Exercise brief — Copy out all of the data below with no alterations.

START Records shown

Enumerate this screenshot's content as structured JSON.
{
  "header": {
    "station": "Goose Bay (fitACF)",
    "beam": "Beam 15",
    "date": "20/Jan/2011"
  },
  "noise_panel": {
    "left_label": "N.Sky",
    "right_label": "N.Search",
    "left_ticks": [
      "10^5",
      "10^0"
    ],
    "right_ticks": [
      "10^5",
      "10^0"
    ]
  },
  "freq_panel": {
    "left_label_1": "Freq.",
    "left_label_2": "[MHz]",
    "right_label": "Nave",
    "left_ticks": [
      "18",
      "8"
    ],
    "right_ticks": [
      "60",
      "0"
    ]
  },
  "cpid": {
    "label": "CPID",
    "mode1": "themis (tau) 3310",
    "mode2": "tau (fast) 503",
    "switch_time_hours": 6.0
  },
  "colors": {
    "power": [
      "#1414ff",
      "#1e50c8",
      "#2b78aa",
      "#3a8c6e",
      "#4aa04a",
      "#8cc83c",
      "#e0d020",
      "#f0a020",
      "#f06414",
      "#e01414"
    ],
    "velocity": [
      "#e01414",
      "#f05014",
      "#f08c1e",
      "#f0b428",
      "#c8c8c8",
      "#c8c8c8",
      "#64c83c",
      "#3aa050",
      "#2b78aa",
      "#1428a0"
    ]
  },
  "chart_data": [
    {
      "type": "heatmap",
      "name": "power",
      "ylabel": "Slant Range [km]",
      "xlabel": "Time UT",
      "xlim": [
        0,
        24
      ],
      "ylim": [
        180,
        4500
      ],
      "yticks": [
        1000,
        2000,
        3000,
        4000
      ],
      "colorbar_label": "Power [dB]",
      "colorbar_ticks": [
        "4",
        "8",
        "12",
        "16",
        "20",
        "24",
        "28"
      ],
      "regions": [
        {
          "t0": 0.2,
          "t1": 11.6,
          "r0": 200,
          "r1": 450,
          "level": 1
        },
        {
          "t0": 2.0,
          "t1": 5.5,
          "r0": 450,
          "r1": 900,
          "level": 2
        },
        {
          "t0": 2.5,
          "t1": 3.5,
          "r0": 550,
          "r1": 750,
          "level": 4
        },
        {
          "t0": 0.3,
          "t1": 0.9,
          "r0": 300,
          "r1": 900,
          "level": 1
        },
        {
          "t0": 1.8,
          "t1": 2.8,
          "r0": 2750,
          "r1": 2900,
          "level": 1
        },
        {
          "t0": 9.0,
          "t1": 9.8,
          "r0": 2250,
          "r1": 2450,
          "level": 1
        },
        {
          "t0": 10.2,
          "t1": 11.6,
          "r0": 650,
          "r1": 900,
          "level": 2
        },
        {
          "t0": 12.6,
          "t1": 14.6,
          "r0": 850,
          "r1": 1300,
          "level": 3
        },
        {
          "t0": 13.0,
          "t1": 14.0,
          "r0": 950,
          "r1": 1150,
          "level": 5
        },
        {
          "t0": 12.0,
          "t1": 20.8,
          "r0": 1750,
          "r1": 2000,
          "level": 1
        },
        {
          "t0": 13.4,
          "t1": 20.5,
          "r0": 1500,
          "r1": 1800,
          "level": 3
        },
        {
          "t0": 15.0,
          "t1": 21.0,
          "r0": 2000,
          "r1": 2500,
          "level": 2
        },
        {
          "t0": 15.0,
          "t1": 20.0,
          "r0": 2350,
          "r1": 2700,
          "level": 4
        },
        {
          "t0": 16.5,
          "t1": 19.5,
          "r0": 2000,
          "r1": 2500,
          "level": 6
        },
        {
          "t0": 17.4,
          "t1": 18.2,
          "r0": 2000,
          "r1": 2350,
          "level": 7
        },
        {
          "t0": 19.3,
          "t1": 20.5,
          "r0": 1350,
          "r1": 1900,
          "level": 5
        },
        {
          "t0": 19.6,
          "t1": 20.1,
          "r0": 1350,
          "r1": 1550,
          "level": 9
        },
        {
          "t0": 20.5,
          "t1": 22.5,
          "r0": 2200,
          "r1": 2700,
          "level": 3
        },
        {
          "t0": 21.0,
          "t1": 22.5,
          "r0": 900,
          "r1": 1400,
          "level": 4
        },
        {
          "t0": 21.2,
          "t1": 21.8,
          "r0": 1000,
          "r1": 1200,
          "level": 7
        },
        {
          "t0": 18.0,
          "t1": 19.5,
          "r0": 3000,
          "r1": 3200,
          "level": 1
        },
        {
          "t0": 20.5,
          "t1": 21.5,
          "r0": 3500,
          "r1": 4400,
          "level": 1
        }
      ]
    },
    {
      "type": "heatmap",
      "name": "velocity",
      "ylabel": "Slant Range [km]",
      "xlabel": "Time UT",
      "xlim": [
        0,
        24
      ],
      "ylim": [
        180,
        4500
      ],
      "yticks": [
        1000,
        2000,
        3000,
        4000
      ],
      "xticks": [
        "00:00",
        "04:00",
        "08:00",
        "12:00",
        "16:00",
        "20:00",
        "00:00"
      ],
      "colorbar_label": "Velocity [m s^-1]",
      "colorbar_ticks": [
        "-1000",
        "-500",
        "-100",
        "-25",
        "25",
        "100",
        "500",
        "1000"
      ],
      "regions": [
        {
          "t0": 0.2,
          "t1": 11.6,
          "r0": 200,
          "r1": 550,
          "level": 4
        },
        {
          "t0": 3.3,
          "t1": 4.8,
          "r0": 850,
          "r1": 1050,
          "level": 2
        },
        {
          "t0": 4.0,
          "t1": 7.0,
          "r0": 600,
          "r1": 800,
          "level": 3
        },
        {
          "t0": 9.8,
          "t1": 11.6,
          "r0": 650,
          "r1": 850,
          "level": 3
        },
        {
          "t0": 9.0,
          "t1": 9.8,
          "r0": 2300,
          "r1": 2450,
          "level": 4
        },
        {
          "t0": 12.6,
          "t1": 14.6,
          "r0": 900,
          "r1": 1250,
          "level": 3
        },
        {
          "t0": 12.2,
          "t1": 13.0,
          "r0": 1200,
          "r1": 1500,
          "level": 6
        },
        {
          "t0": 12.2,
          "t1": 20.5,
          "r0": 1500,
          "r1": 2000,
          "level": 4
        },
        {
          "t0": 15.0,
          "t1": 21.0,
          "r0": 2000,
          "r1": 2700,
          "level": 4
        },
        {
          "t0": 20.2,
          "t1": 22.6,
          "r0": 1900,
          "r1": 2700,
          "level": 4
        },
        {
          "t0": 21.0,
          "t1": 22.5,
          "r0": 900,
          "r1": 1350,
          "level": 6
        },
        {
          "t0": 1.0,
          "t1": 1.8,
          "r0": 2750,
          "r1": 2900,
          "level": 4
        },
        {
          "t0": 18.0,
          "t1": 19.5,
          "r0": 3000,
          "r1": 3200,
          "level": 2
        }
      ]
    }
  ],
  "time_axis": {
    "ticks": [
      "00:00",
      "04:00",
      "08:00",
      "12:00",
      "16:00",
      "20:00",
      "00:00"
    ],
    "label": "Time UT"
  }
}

END Records shown

The completed task —
Enumerate this screenshot's content as structured JSON.
{
  "header": {
    "station": "Goose Bay (fitACF)",
    "beam": "Beam 15",
    "date": "20/Jan/2011"
  },
  "noise_panel": {
    "left_label": "N.Sky",
    "right_label": "N.Search",
    "left_ticks": [
      "10^5",
      "10^0"
    ],
    "right_ticks": [
      "10^5",
      "10^0"
    ]
  },
  "freq_panel": {
    "left_label_1": "Freq.",
    "left_label_2": "[MHz]",
    "right_label": "Nave",
    "left_ticks": [
      "18",
      "8"
    ],
    "right_ticks": [
      "60",
      "0"
    ]
  },
  "cpid": {
    "label": "CPID",
    "mode1": "themis (tau) 3310",
    "mode2": "tau (fast) 503",
    "switch_time_hours": 6.0
  },
  "colors": {
    "power": [
      "#1414ff",
      "#1e50c8",
      "#2b78aa",
      "#3a8c6e",
      "#4aa04a",
      "#8cc83c",
      "#e0d020",
      "#f0a020",
      "#f06414",
      "#e01414"
    ],
    "velocity": [
      "#e01414",
      "#f05014",
      "#f08c1e",
      "#f0b428",
      "#c8c8c8",
      "#c8c8c8",
      "#64c83c",
      "#3aa050",
      "#2b78aa",
      "#1428a0"
    ]
  },
  "chart_data": [
    {
      "type": "heatmap",
      "name": "power",
      "ylabel": "Slant Range [km]",
      "xlabel": "Time UT",
      "xlim": [
        0,
        24
      ],
      "ylim": [
        180,
        4500
      ],
      "yticks": [
        1000,
        2000,
        3000,
        4000
      ],
      "colorbar_label": "Power [dB]",
      "colorbar_ticks": [
        "4",
        "8",
        "12",
        "16",
        "20",
        "24",
        "28"
      ],
      "regions": [
        {
          "t0": 0.2,
          "t1": 11.6,
          "r0": 200,
          "r1": 450,
          "level": 1
        },
        {
          "t0": 2.0,
          "t1": 5.5,
          "r0": 450,
          "r1": 900,
          "level": 2
        },
        {
          "t0": 2.5,
          "t1": 3.5,
          "r0": 550,
          "r1": 750,
          "level": 4
        },
        {
          "t0": 0.3,
          "t1": 0.9,
          "r0": 300,
          "r1": 900,
          "level": 1
        },
        {
          "t0": 1.8,
          "t1": 2.8,
          "r0": 2750,
          "r1": 2900,
          "level": 1
        },
        {
          "t0": 9.0,
          "t1": 9.8,
          "r0": 2250,
          "r1": 2450,
          "level": 1
        },
        {
          "t0": 10.2,
          "t1": 11.6,
          "r0": 650,
          "r1": 900,
          "level": 2
        },
        {
          "t0": 12.6,
          "t1": 14.6,
          "r0": 850,
          "r1": 1300,
          "level": 3
        },
        {
          "t0": 13.0,
          "t1": 14.0,
          "r0": 950,
          "r1": 1150,
          "level": 5
        },
        {
          "t0": 12.0,
          "t1": 20.8,
          "r0": 1750,
          "r1": 2000,
          "level": 1
        },
        {
          "t0": 13.4,
          "t1": 20.5,
          "r0": 1500,
          "r1": 1800,
          "level": 3
        },
        {
          "t0": 15.0,
          "t1": 21.0,
          "r0": 2000,
          "r1": 2500,
          "level": 2
        },
        {
          "t0": 15.0,
          "t1": 20.0,
          "r0": 2350,
          "r1": 2700,
          "level": 4
        },
        {
          "t0": 16.5,
          "t1": 19.5,
          "r0": 2000,
          "r1": 2500,
          "level": 6
        },
        {
          "t0": 17.4,
          "t1": 18.2,
          "r0": 2000,
          "r1": 2350,
          "level": 7
        },
        {
          "t0": 19.3,
          "t1": 20.5,
          "r0": 1350,
          "r1": 1900,
          "level": 5
        },
        {
          "t0": 19.6,
          "t1": 20.1,
          "r0": 1350,
          "r1": 1550,
          "level": 9
        },
        {
          "t0": 20.5,
          "t1": 22.5,
          "r0": 2200,
          "r1": 2700,
          "level": 3
        },
        {
          "t0": 21.0,
          "t1": 22.5,
          "r0": 900,
          "r1": 1400,
          "level": 4
        },
        {
          "t0": 21.2,
          "t1": 21.8,
          "r0": 1000,
          "r1": 1200,
          "level": 7
        },
        {
          "t0": 18.0,
          "t1": 19.5,
          "r0": 3000,
          "r1": 3200,
          "level": 1
        },
        {
          "t0": 20.5,
          "t1": 21.5,
          "r0": 3500,
          "r1": 4400,
          "level": 1
        }
      ]
    },
    {
      "type": "heatmap",
      "name": "velocity",
      "ylabel": "Slant Range [km]",
      "xlabel": "Time UT",
      "xlim": [
        0,
        24
      ],
      "ylim": [
        180,
        4500
      ],
      "yticks": [
        1000,
        2000,
        3000,
        4000
      ],
      "xticks": [
        "00:00",
        "04:00",
        "08:00",
        "12:00",
        "16:00",
        "20:00",
        "00:00"
      ],
      "colorbar_label": "Velocity [m s^-1]",
      "colorbar_ticks": [
        "-1000",
        "-500",
        "-100",
        "-25",
        "25",
        "100",
        "500",
        "1000"
      ],
      "regions": [
        {
          "t0": 0.2,
          "t1": 11.6,
          "r0": 200,
          "r1": 550,
          "level": 4
        },
        {
          "t0": 3.3,
          "t1": 4.8,
          "r0": 850,
          "r1": 1050,
          "level": 2
        },
        {
          "t0": 4.0,
          "t1": 7.0,
          "r0": 600,
          "r1": 800,
          "level": 3
        },
        {
          "t0": 9.8,
          "t1": 11.6,
          "r0": 650,
          "r1": 850,
          "level": 3
        },
        {
          "t0": 9.0,
          "t1": 9.8,
          "r0": 2300,
          "r1": 2450,
          "level": 4
        },
        {
          "t0": 12.6,
          "t1": 14.6,
          "r0": 900,
          "r1": 1250,
          "level": 3
        },
        {
          "t0": 12.2,
          "t1": 13.0,
          "r0": 1200,
          "r1": 1500,
          "level": 6
        },
        {
          "t0": 12.2,
          "t1": 20.5,
          "r0": 1500,
          "r1": 2000,
          "level": 4
        },
        {
          "t0": 15.0,
          "t1": 21.0,
          "r0": 2000,
          "r1": 2700,
          "level": 4
        },
        {
          "t0": 20.2,
          "t1": 22.6,
          "r0": 1900,
          "r1": 2700,
          "level": 4
        },
        {
          "t0": 21.0,
          "t1": 22.5,
          "r0": 900,
          "r1": 1350,
          "level": 6
        },
        {
          "t0": 1.0,
          "t1": 1.8,
          "r0": 2750,
          "r1": 2900,
          "level": 4
        },
        {
          "t0": 18.0,
          "t1": 19.5,
          "r0": 3000,
          "r1": 3200,
          "level": 2
        }
      ]
    }
  ],
  "time_axis": {
    "ticks": [
      "00:00",
      "04:00",
      "08:00",
      "12:00",
      "16:00",
      "20:00",
      "00:00"
    ],
    "label": "Time UT"
  }
}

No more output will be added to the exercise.